TASK REQUIREMENTS:
Transcribe every entry word for word. Skip the pictures.

Data items:
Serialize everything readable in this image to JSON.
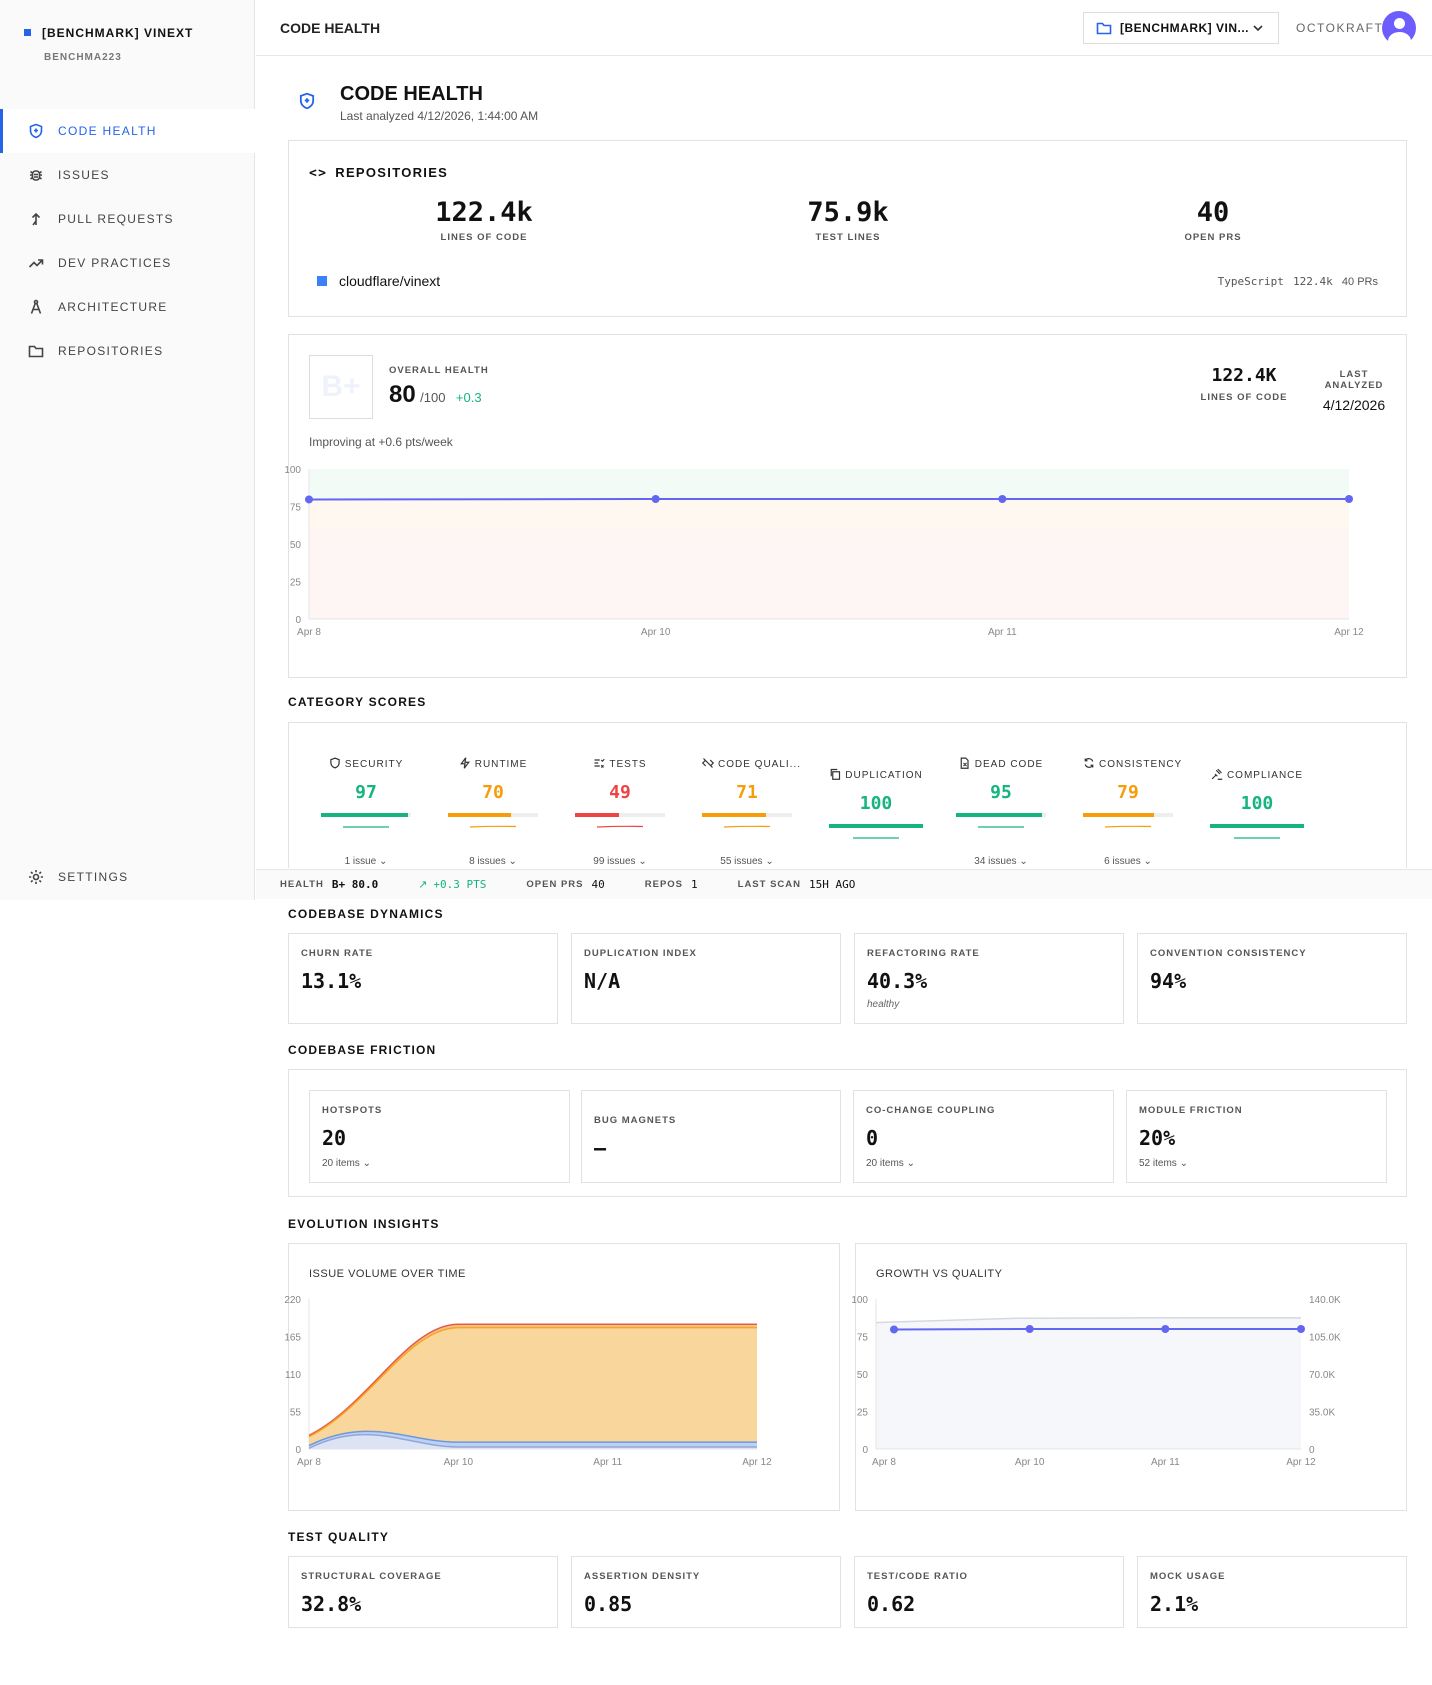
{
  "workspace": {
    "name": "[BENCHMARK] VINEXT",
    "sub": "BENCHMA223"
  },
  "nav": [
    {
      "label": "CODE HEALTH",
      "icon": "shield-icon"
    },
    {
      "label": "ISSUES",
      "icon": "bug-icon"
    },
    {
      "label": "PULL REQUESTS",
      "icon": "pull-request-icon"
    },
    {
      "label": "DEV PRACTICES",
      "icon": "trend-icon"
    },
    {
      "label": "ARCHITECTURE",
      "icon": "compass-icon"
    },
    {
      "label": "REPOSITORIES",
      "icon": "folder-icon"
    }
  ],
  "settings_label": "SETTINGS",
  "topbar": {
    "title": "CODE HEALTH",
    "project": "[BENCHMARK] VIN...",
    "user": "OCTOKRAFT"
  },
  "page": {
    "title": "CODE HEALTH",
    "subtitle": "Last analyzed 4/12/2026, 1:44:00 AM"
  },
  "repos": {
    "title": "REPOSITORIES",
    "stats": [
      {
        "value": "122.4k",
        "label": "LINES OF CODE"
      },
      {
        "value": "75.9k",
        "label": "TEST LINES"
      },
      {
        "value": "40",
        "label": "OPEN PRS"
      }
    ],
    "repo": {
      "name": "cloudflare/vinext",
      "lang": "TypeScript",
      "loc": "122.4k",
      "prs": "40 PRs",
      "color": "#3b82f6"
    }
  },
  "health": {
    "grade": "B+",
    "label": "OVERALL HEALTH",
    "score": "80",
    "max": "/100",
    "delta": "+0.3",
    "loc": "122.4K",
    "loc_label": "LINES OF CODE",
    "last_label": "LAST ANALYZED",
    "last": "4/12/2026",
    "trend": "Improving at +0.6 pts/week"
  },
  "chart_data": [
    {
      "type": "line",
      "title": "",
      "x": [
        "Apr 8",
        "Apr 10",
        "Apr 11",
        "Apr 12"
      ],
      "series": [
        {
          "values": [
            79.7,
            80,
            80,
            80
          ]
        }
      ],
      "ylim": [
        0,
        100
      ],
      "yticks": [
        "0",
        "25",
        "50",
        "75",
        "100"
      ]
    },
    {
      "type": "area",
      "title": "ISSUE VOLUME OVER TIME",
      "x": [
        "Apr 8",
        "Apr 10",
        "Apr 11",
        "Apr 12"
      ],
      "series": [
        {
          "values": [
            1,
            3,
            3,
            3
          ]
        },
        {
          "values": [
            5,
            10,
            10,
            10
          ]
        },
        {
          "values": [
            18,
            178,
            178,
            178
          ]
        },
        {
          "values": [
            20,
            183,
            183,
            183
          ]
        }
      ],
      "ylim": [
        0,
        220
      ],
      "yticks": [
        "0",
        "55",
        "110",
        "165",
        "220"
      ]
    },
    {
      "type": "line",
      "title": "GROWTH VS QUALITY",
      "x": [
        "Apr 8",
        "Apr 10",
        "Apr 11",
        "Apr 12"
      ],
      "series": [
        {
          "values": [
            79.7,
            80,
            80,
            80
          ]
        },
        {
          "values": [
            118000,
            122000,
            122400,
            122400
          ]
        }
      ],
      "ylim": [
        0,
        100
      ],
      "yticks": [
        "0",
        "25",
        "50",
        "75",
        "100"
      ],
      "y2ticks": [
        "0",
        "35.0K",
        "70.0K",
        "105.0K",
        "140.0K"
      ]
    }
  ],
  "categories_title": "CATEGORY SCORES",
  "categories": [
    {
      "label": "SECURITY",
      "score": "97",
      "value": 97,
      "color": "#16b47f",
      "issues": "1 issue",
      "icon": "shield-small-icon"
    },
    {
      "label": "RUNTIME",
      "score": "70",
      "value": 70,
      "color": "#f59e0b",
      "issues": "8 issues",
      "icon": "bolt-icon"
    },
    {
      "label": "TESTS",
      "score": "49",
      "value": 49,
      "color": "#ef4444",
      "issues": "99 issues",
      "icon": "checklist-icon"
    },
    {
      "label": "CODE QUALI...",
      "score": "71",
      "value": 71,
      "color": "#f59e0b",
      "issues": "55 issues",
      "icon": "code-slash-icon"
    },
    {
      "label": "DUPLICATION",
      "score": "100",
      "value": 100,
      "color": "#16b47f",
      "issues": "",
      "icon": "copy-icon"
    },
    {
      "label": "DEAD CODE",
      "score": "95",
      "value": 95,
      "color": "#16b47f",
      "issues": "34 issues",
      "icon": "file-x-icon"
    },
    {
      "label": "CONSISTENCY",
      "score": "79",
      "value": 79,
      "color": "#f59e0b",
      "issues": "6 issues",
      "icon": "refresh-icon"
    },
    {
      "label": "COMPLIANCE",
      "score": "100",
      "value": 100,
      "color": "#16b47f",
      "issues": "",
      "icon": "gavel-icon"
    }
  ],
  "status": {
    "health_label": "HEALTH",
    "health": "B+ 80.0",
    "trend": "+0.3 PTS",
    "prs_label": "OPEN PRS",
    "prs": "40",
    "repos_label": "REPOS",
    "repos": "1",
    "scan_label": "LAST SCAN",
    "scan": "15H AGO"
  },
  "dynamics": {
    "title": "CODEBASE DYNAMICS",
    "items": [
      {
        "label": "CHURN RATE",
        "value": "13.1%",
        "note": ""
      },
      {
        "label": "DUPLICATION INDEX",
        "value": "N/A",
        "note": ""
      },
      {
        "label": "REFACTORING RATE",
        "value": "40.3%",
        "note": "healthy"
      },
      {
        "label": "CONVENTION CONSISTENCY",
        "value": "94%",
        "note": ""
      }
    ]
  },
  "friction": {
    "title": "CODEBASE FRICTION",
    "items": [
      {
        "label": "HOTSPOTS",
        "value": "20",
        "items": "20 items"
      },
      {
        "label": "BUG MAGNETS",
        "value": "—",
        "items": ""
      },
      {
        "label": "CO-CHANGE COUPLING",
        "value": "0",
        "items": "20 items"
      },
      {
        "label": "MODULE FRICTION",
        "value": "20%",
        "items": "52 items"
      }
    ]
  },
  "evolution": {
    "title": "EVOLUTION INSIGHTS",
    "left": "ISSUE VOLUME OVER TIME",
    "right": "GROWTH VS QUALITY"
  },
  "testq": {
    "title": "TEST QUALITY",
    "items": [
      {
        "label": "STRUCTURAL COVERAGE",
        "value": "32.8%"
      },
      {
        "label": "ASSERTION DENSITY",
        "value": "0.85"
      },
      {
        "label": "TEST/CODE RATIO",
        "value": "0.62"
      },
      {
        "label": "MOCK USAGE",
        "value": "2.1%"
      }
    ]
  }
}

OUTPUT OF THE TASK:
Serialize everything readable in this image to JSON.
{
  "workspace": {
    "name": "[BENCHMARK] VINEXT",
    "sub": "BENCHMA223"
  },
  "nav": [
    {
      "label": "CODE HEALTH",
      "icon": "shield-icon"
    },
    {
      "label": "ISSUES",
      "icon": "bug-icon"
    },
    {
      "label": "PULL REQUESTS",
      "icon": "pull-request-icon"
    },
    {
      "label": "DEV PRACTICES",
      "icon": "trend-icon"
    },
    {
      "label": "ARCHITECTURE",
      "icon": "compass-icon"
    },
    {
      "label": "REPOSITORIES",
      "icon": "folder-icon"
    }
  ],
  "settings_label": "SETTINGS",
  "topbar": {
    "title": "CODE HEALTH",
    "project": "[BENCHMARK] VIN...",
    "user": "OCTOKRAFT"
  },
  "page": {
    "title": "CODE HEALTH",
    "subtitle": "Last analyzed 4/12/2026, 1:44:00 AM"
  },
  "repos": {
    "title": "REPOSITORIES",
    "stats": [
      {
        "value": "122.4k",
        "label": "LINES OF CODE"
      },
      {
        "value": "75.9k",
        "label": "TEST LINES"
      },
      {
        "value": "40",
        "label": "OPEN PRS"
      }
    ],
    "repo": {
      "name": "cloudflare/vinext",
      "lang": "TypeScript",
      "loc": "122.4k",
      "prs": "40 PRs",
      "color": "#3b82f6"
    }
  },
  "health": {
    "grade": "B+",
    "label": "OVERALL HEALTH",
    "score": "80",
    "max": "/100",
    "delta": "+0.3",
    "loc": "122.4K",
    "loc_label": "LINES OF CODE",
    "last_label": "LAST ANALYZED",
    "last": "4/12/2026",
    "trend": "Improving at +0.6 pts/week"
  },
  "chart_data": [
    {
      "type": "line",
      "title": "",
      "x": [
        "Apr 8",
        "Apr 10",
        "Apr 11",
        "Apr 12"
      ],
      "series": [
        {
          "values": [
            79.7,
            80,
            80,
            80
          ]
        }
      ],
      "ylim": [
        0,
        100
      ],
      "yticks": [
        "0",
        "25",
        "50",
        "75",
        "100"
      ]
    },
    {
      "type": "area",
      "title": "ISSUE VOLUME OVER TIME",
      "x": [
        "Apr 8",
        "Apr 10",
        "Apr 11",
        "Apr 12"
      ],
      "series": [
        {
          "values": [
            1,
            3,
            3,
            3
          ]
        },
        {
          "values": [
            5,
            10,
            10,
            10
          ]
        },
        {
          "values": [
            18,
            178,
            178,
            178
          ]
        },
        {
          "values": [
            20,
            183,
            183,
            183
          ]
        }
      ],
      "ylim": [
        0,
        220
      ],
      "yticks": [
        "0",
        "55",
        "110",
        "165",
        "220"
      ]
    },
    {
      "type": "line",
      "title": "GROWTH VS QUALITY",
      "x": [
        "Apr 8",
        "Apr 10",
        "Apr 11",
        "Apr 12"
      ],
      "series": [
        {
          "values": [
            79.7,
            80,
            80,
            80
          ]
        },
        {
          "values": [
            118000,
            122000,
            122400,
            122400
          ]
        }
      ],
      "ylim": [
        0,
        100
      ],
      "yticks": [
        "0",
        "25",
        "50",
        "75",
        "100"
      ],
      "y2ticks": [
        "0",
        "35.0K",
        "70.0K",
        "105.0K",
        "140.0K"
      ]
    }
  ],
  "categories_title": "CATEGORY SCORES",
  "categories": [
    {
      "label": "SECURITY",
      "score": "97",
      "value": 97,
      "color": "#16b47f",
      "issues": "1 issue",
      "icon": "shield-small-icon"
    },
    {
      "label": "RUNTIME",
      "score": "70",
      "value": 70,
      "color": "#f59e0b",
      "issues": "8 issues",
      "icon": "bolt-icon"
    },
    {
      "label": "TESTS",
      "score": "49",
      "value": 49,
      "color": "#ef4444",
      "issues": "99 issues",
      "icon": "checklist-icon"
    },
    {
      "label": "CODE QUALI...",
      "score": "71",
      "value": 71,
      "color": "#f59e0b",
      "issues": "55 issues",
      "icon": "code-slash-icon"
    },
    {
      "label": "DUPLICATION",
      "score": "100",
      "value": 100,
      "color": "#16b47f",
      "issues": "",
      "icon": "copy-icon"
    },
    {
      "label": "DEAD CODE",
      "score": "95",
      "value": 95,
      "color": "#16b47f",
      "issues": "34 issues",
      "icon": "file-x-icon"
    },
    {
      "label": "CONSISTENCY",
      "score": "79",
      "value": 79,
      "color": "#f59e0b",
      "issues": "6 issues",
      "icon": "refresh-icon"
    },
    {
      "label": "COMPLIANCE",
      "score": "100",
      "value": 100,
      "color": "#16b47f",
      "issues": "",
      "icon": "gavel-icon"
    }
  ],
  "status": {
    "health_label": "HEALTH",
    "health": "B+ 80.0",
    "trend": "+0.3 PTS",
    "prs_label": "OPEN PRS",
    "prs": "40",
    "repos_label": "REPOS",
    "repos": "1",
    "scan_label": "LAST SCAN",
    "scan": "15H AGO"
  },
  "dynamics": {
    "title": "CODEBASE DYNAMICS",
    "items": [
      {
        "label": "CHURN RATE",
        "value": "13.1%",
        "note": ""
      },
      {
        "label": "DUPLICATION INDEX",
        "value": "N/A",
        "note": ""
      },
      {
        "label": "REFACTORING RATE",
        "value": "40.3%",
        "note": "healthy"
      },
      {
        "label": "CONVENTION CONSISTENCY",
        "value": "94%",
        "note": ""
      }
    ]
  },
  "friction": {
    "title": "CODEBASE FRICTION",
    "items": [
      {
        "label": "HOTSPOTS",
        "value": "20",
        "items": "20 items"
      },
      {
        "label": "BUG MAGNETS",
        "value": "—",
        "items": ""
      },
      {
        "label": "CO-CHANGE COUPLING",
        "value": "0",
        "items": "20 items"
      },
      {
        "label": "MODULE FRICTION",
        "value": "20%",
        "items": "52 items"
      }
    ]
  },
  "evolution": {
    "title": "EVOLUTION INSIGHTS",
    "left": "ISSUE VOLUME OVER TIME",
    "right": "GROWTH VS QUALITY"
  },
  "testq": {
    "title": "TEST QUALITY",
    "items": [
      {
        "label": "STRUCTURAL COVERAGE",
        "value": "32.8%"
      },
      {
        "label": "ASSERTION DENSITY",
        "value": "0.85"
      },
      {
        "label": "TEST/CODE RATIO",
        "value": "0.62"
      },
      {
        "label": "MOCK USAGE",
        "value": "2.1%"
      }
    ]
  }
}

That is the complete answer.